Given records ▸
+++

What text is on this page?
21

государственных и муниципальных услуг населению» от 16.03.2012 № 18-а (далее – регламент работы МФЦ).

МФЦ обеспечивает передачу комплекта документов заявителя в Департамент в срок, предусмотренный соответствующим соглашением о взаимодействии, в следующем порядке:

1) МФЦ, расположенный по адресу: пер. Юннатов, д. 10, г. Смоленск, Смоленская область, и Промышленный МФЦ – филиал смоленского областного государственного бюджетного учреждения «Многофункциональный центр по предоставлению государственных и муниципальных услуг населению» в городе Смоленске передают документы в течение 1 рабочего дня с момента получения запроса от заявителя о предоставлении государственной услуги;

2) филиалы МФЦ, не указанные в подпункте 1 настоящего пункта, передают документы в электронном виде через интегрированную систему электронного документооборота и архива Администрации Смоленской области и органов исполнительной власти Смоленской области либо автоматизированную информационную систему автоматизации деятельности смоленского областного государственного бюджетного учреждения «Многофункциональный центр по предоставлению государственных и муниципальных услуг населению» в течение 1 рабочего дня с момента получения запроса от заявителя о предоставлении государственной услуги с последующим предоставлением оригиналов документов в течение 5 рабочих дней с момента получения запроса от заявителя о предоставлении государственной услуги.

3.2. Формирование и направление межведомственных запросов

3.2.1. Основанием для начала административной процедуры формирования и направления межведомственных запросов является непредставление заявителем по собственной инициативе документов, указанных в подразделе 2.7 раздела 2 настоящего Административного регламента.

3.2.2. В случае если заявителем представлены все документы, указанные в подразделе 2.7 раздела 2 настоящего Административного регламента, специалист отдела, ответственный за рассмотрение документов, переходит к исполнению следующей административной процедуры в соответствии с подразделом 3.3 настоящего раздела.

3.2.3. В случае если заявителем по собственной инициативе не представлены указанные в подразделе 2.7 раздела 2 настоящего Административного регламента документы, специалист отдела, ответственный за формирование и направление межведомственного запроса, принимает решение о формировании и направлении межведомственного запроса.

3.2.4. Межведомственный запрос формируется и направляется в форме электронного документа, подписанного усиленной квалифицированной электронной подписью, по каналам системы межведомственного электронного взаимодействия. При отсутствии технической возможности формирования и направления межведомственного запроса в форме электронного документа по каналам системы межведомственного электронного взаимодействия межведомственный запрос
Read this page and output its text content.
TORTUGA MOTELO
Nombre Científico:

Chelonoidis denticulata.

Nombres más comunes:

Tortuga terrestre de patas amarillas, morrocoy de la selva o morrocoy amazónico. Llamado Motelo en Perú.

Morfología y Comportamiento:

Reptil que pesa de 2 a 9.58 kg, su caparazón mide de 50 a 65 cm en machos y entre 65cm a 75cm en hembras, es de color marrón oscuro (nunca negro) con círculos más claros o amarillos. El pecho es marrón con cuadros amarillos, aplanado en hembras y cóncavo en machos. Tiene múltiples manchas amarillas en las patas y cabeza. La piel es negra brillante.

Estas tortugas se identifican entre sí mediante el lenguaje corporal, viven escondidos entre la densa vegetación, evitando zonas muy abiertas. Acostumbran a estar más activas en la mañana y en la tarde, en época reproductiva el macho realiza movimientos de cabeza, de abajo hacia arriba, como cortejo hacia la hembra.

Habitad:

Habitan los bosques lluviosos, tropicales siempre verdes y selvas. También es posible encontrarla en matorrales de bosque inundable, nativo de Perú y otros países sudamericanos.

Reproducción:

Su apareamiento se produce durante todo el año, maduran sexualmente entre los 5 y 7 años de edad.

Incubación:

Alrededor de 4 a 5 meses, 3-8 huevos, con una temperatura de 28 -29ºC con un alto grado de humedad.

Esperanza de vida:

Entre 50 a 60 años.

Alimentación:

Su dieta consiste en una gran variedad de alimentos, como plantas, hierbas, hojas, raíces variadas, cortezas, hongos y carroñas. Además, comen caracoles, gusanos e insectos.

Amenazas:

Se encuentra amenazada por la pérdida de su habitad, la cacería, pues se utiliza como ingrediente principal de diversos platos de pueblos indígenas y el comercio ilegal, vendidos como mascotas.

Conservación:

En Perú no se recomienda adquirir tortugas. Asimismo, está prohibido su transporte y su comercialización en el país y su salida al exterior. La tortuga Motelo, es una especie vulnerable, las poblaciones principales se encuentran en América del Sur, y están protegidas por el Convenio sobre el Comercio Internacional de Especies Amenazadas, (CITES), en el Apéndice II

+++

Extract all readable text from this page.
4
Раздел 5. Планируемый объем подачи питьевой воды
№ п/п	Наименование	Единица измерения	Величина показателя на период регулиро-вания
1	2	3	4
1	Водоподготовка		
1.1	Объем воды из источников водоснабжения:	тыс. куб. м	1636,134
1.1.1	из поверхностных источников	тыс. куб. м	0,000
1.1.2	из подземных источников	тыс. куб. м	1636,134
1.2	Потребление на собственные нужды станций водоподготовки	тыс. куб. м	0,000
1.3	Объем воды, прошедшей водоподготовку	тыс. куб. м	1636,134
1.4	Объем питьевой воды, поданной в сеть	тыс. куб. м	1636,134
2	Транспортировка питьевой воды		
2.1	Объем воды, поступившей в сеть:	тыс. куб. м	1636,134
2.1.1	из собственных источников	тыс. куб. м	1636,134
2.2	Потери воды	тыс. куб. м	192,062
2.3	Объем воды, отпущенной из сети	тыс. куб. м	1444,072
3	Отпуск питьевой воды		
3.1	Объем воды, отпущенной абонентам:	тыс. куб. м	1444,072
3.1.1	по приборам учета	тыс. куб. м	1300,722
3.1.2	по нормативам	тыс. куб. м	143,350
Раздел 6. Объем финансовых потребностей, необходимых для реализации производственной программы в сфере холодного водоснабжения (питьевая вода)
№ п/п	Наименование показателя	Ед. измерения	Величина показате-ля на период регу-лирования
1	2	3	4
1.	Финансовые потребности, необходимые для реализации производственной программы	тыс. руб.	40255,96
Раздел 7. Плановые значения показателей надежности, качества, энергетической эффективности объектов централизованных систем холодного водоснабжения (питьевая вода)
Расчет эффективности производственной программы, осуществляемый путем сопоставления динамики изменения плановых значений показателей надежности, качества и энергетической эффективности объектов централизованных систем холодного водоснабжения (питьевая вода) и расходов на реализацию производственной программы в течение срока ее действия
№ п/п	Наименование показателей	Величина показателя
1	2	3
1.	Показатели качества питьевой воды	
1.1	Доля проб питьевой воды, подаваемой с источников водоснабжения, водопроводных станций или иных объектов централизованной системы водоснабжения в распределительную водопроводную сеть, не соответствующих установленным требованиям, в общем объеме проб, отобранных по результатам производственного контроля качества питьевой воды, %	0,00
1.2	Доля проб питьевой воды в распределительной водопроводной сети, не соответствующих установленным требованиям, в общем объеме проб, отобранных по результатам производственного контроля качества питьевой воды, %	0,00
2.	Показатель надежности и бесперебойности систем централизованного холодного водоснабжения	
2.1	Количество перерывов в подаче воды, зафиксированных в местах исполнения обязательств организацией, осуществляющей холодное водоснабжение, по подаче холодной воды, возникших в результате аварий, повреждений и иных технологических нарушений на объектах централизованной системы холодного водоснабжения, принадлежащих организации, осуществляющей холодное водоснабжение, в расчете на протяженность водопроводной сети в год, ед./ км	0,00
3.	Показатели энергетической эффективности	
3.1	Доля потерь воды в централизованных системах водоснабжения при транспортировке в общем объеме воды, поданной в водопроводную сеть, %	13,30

+++

Given instruction ▸
In the records, locate each line holding the string "программы" and copy it.

Completed task ▸
Раздел 6. Объем финансовых потребностей, необходимых для реализации производственной программы в сфере холодного водоснабжения (питьевая вода)
1.	Финансовые потребности, необходимые для реализации производственной программы	тыс. руб.	40255,96
Расчет эффективности производственной программы, осуществляемый путем сопоставления динамики изменения плановых значений показателей надежности, качества и энергетической эффективности объектов централизованных систем холодного водоснабжения (питьевая вода) и расходов на реализацию производственной программы в течение срока ее действия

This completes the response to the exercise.